>> Start ROWS

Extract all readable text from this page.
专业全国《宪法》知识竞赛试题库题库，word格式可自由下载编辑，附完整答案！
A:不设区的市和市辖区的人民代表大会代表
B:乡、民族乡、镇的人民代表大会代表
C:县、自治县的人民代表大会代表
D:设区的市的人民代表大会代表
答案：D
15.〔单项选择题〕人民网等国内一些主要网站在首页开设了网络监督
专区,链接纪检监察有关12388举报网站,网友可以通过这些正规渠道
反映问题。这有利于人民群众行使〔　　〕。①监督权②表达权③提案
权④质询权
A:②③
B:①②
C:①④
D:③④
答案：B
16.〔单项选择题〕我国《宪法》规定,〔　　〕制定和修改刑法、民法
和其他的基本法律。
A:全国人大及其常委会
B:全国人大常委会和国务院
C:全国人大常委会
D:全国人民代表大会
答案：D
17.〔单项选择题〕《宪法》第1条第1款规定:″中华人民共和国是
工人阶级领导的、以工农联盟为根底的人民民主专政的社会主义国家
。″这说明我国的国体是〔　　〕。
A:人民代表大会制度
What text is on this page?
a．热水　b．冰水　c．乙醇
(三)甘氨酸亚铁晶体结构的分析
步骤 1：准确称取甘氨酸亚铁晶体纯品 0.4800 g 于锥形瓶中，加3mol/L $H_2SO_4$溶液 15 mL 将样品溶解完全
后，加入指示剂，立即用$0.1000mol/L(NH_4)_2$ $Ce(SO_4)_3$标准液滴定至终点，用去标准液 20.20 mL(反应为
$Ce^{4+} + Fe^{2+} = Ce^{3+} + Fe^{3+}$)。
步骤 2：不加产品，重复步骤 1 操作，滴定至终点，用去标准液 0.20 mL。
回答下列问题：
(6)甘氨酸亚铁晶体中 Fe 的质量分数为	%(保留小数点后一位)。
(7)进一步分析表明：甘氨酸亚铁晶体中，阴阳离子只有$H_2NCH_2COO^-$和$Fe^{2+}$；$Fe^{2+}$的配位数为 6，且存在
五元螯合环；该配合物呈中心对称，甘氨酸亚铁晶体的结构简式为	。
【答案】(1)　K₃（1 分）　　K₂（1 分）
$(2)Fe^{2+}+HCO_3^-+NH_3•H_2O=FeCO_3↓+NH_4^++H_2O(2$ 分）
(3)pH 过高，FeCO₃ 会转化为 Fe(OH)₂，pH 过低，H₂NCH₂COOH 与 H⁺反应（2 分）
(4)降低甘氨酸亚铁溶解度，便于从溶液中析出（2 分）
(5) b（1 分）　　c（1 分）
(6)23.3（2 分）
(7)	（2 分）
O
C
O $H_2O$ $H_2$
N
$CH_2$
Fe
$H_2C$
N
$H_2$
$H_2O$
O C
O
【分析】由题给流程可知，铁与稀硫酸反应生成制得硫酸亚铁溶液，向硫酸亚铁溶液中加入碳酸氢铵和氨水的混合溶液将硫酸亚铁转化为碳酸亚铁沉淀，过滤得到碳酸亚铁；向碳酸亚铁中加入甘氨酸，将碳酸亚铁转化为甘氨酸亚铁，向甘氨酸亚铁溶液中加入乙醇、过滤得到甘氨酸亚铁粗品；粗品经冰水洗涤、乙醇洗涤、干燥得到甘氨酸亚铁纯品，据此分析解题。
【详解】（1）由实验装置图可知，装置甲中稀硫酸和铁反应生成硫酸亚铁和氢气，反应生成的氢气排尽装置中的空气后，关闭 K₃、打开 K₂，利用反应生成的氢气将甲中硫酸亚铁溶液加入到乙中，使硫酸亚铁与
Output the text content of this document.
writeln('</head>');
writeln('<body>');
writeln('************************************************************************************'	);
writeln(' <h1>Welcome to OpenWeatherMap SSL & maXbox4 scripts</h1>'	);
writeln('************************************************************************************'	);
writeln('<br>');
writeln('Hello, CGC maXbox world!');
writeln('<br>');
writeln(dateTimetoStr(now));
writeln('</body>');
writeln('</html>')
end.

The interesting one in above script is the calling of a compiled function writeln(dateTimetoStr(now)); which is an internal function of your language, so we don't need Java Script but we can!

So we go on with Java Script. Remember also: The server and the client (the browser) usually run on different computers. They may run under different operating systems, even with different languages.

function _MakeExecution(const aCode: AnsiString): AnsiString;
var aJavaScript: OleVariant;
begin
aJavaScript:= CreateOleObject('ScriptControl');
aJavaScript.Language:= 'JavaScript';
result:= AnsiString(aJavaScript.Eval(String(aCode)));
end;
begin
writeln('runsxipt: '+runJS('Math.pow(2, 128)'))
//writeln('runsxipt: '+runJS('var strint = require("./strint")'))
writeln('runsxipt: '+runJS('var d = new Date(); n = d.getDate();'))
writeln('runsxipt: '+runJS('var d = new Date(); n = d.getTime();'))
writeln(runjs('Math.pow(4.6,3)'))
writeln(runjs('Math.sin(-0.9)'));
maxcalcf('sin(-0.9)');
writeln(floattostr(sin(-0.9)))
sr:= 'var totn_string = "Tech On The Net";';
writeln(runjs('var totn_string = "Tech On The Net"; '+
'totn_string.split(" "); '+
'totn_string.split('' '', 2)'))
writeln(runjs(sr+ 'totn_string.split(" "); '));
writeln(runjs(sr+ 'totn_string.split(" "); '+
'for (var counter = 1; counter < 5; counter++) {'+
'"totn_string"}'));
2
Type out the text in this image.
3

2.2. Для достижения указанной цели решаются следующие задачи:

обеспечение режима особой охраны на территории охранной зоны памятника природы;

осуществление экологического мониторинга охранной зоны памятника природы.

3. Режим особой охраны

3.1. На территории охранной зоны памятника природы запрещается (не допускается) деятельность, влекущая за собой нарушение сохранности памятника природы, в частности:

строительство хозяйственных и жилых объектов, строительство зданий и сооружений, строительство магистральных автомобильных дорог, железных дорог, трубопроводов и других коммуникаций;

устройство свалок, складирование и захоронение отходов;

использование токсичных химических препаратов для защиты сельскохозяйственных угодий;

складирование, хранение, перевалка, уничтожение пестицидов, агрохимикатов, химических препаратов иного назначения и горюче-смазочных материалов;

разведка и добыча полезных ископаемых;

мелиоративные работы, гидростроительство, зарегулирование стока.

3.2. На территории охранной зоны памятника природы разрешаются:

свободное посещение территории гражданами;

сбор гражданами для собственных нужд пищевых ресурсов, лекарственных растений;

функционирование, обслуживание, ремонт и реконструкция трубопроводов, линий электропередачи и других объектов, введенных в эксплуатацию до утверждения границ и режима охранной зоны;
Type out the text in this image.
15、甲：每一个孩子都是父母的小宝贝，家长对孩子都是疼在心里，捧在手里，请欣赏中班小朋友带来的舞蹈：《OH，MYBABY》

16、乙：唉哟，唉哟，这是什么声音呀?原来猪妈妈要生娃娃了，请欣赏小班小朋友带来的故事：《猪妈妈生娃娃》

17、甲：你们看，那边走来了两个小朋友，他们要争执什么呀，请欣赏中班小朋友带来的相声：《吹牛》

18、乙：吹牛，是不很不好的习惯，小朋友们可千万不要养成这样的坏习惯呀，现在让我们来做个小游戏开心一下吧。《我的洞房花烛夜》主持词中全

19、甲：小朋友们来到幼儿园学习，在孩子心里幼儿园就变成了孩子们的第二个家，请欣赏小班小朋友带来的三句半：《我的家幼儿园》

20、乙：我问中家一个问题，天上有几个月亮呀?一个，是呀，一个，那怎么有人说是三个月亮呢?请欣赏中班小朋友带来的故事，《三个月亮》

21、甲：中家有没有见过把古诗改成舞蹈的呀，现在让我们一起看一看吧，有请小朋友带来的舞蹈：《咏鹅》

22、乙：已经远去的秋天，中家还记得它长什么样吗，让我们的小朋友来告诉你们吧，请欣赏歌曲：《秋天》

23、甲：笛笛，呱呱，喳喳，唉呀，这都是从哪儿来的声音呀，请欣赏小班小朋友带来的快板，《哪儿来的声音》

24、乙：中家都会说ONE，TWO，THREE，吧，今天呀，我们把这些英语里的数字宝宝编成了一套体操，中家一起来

>> End ROWS

**TASK DIRECTIONS:** Check every line of the data, and copy the ones that contain "aCode".

**SOLUTION FOR THIS EXERCISE:**
function _MakeExecution(const aCode: AnsiString): AnsiString;
result:= AnsiString(aJavaScript.Eval(String(aCode)));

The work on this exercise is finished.